What to work on ▸
Pictures appear in the records below; write out everything else exactly.
★ ★ ★ ★ ★ ★ ★
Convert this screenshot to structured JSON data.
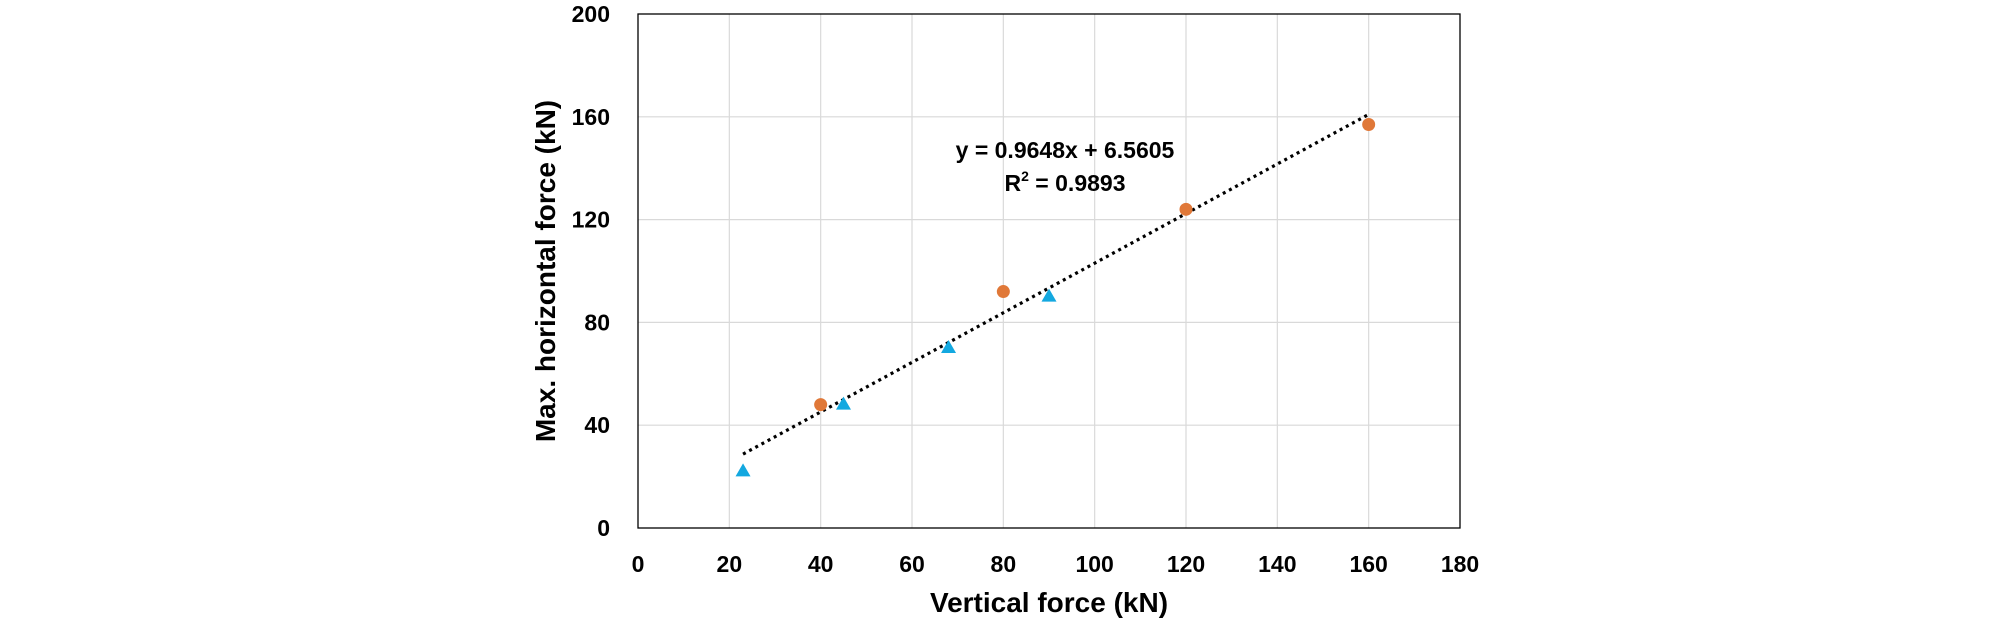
{
  "chart_data": {
    "type": "scatter",
    "title": "",
    "xlabel": "Vertical force (kN)",
    "ylabel": "Max. horizontal force (kN)",
    "xlim": [
      0,
      180
    ],
    "ylim": [
      0,
      200
    ],
    "x_ticks": [
      0,
      20,
      40,
      60,
      80,
      100,
      120,
      140,
      160,
      180
    ],
    "y_ticks": [
      0,
      40,
      80,
      120,
      160,
      200
    ],
    "grid": true,
    "legend": "none",
    "series": [
      {
        "marker": "circle",
        "color": "#E07838",
        "points": [
          {
            "x": 40,
            "y": 48
          },
          {
            "x": 80,
            "y": 92
          },
          {
            "x": 120,
            "y": 124
          },
          {
            "x": 160,
            "y": 157
          }
        ]
      },
      {
        "marker": "triangle",
        "color": "#13A8E0",
        "points": [
          {
            "x": 23,
            "y": 22
          },
          {
            "x": 45,
            "y": 48
          },
          {
            "x": 68,
            "y": 70
          },
          {
            "x": 90,
            "y": 90
          }
        ]
      }
    ],
    "trendline": {
      "style": "dotted",
      "color": "#000000",
      "slope": 0.9648,
      "intercept": 6.5605,
      "x_range": [
        23,
        160
      ],
      "equation": "y = 0.9648x + 6.5605",
      "r2_prefix": "R",
      "r2_sup": "2",
      "r2_suffix": " = 0.9893"
    }
  }
}
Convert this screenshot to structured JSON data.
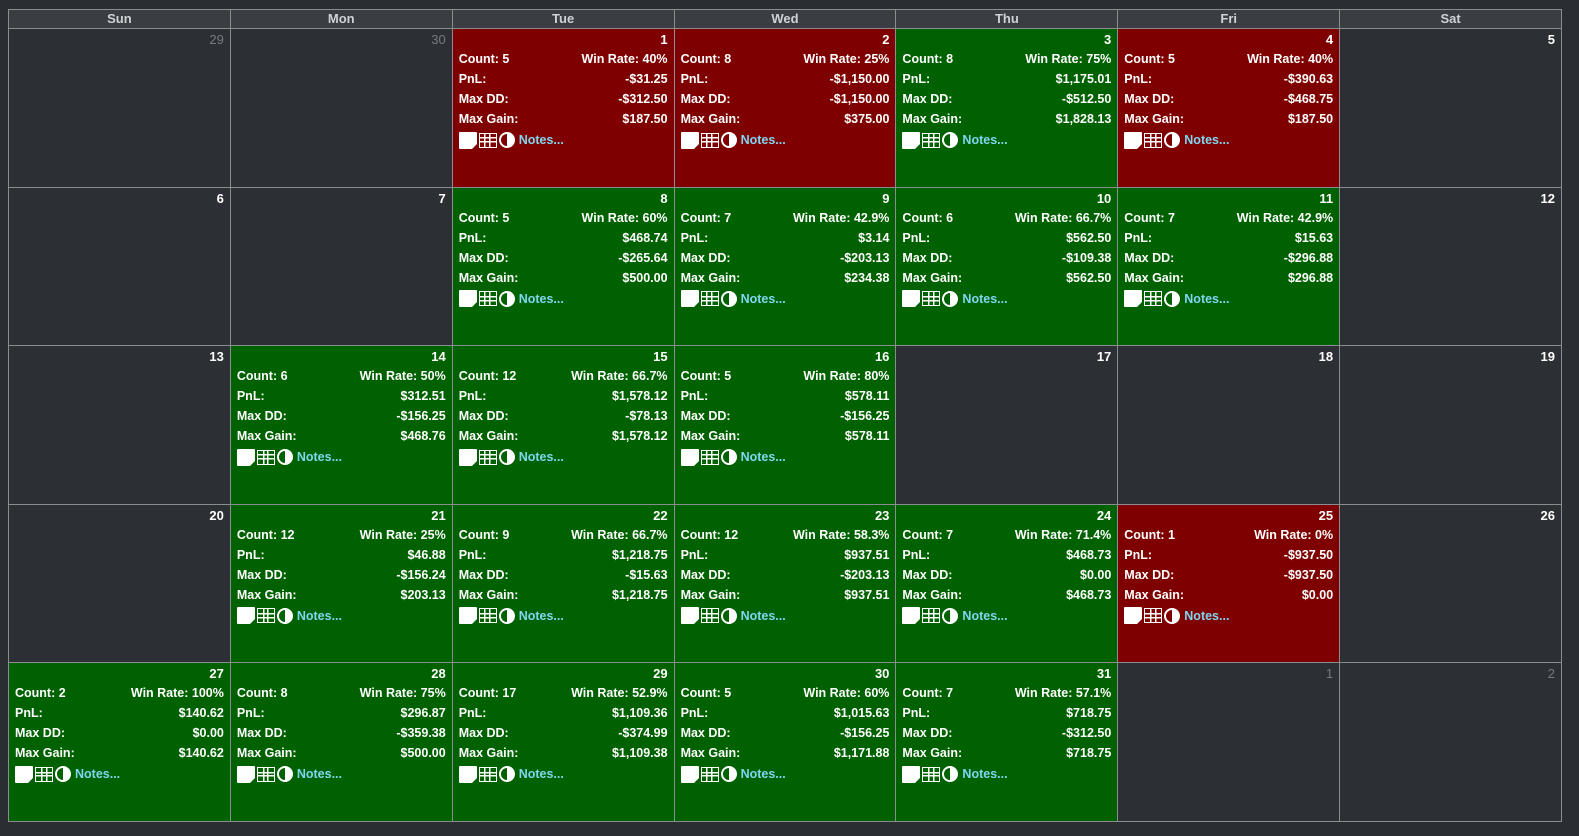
★ ★ ★ ★ ★ ★ ★
Solution for this task ▸
Convert this screenshot to structured JSON data.
{
  "chart_data": {
    "type": "scatter",
    "title": "",
    "xlabel": "Vertical force (kN)",
    "ylabel": "Max. horizontal force (kN)",
    "xlim": [
      0,
      180
    ],
    "ylim": [
      0,
      200
    ],
    "x_ticks": [
      0,
      20,
      40,
      60,
      80,
      100,
      120,
      140,
      160,
      180
    ],
    "y_ticks": [
      0,
      40,
      80,
      120,
      160,
      200
    ],
    "grid": true,
    "legend": "none",
    "series": [
      {
        "marker": "circle",
        "color": "#E07838",
        "points": [
          {
            "x": 40,
            "y": 48
          },
          {
            "x": 80,
            "y": 92
          },
          {
            "x": 120,
            "y": 124
          },
          {
            "x": 160,
            "y": 157
          }
        ]
      },
      {
        "marker": "triangle",
        "color": "#13A8E0",
        "points": [
          {
            "x": 23,
            "y": 22
          },
          {
            "x": 45,
            "y": 48
          },
          {
            "x": 68,
            "y": 70
          },
          {
            "x": 90,
            "y": 90
          }
        ]
      }
    ],
    "trendline": {
      "style": "dotted",
      "color": "#000000",
      "slope": 0.9648,
      "intercept": 6.5605,
      "x_range": [
        23,
        160
      ],
      "equation": "y = 0.9648x + 6.5605",
      "r2_prefix": "R",
      "r2_sup": "2",
      "r2_suffix": " = 0.9893"
    }
  }
}
Convert this screenshot to structured JSON data.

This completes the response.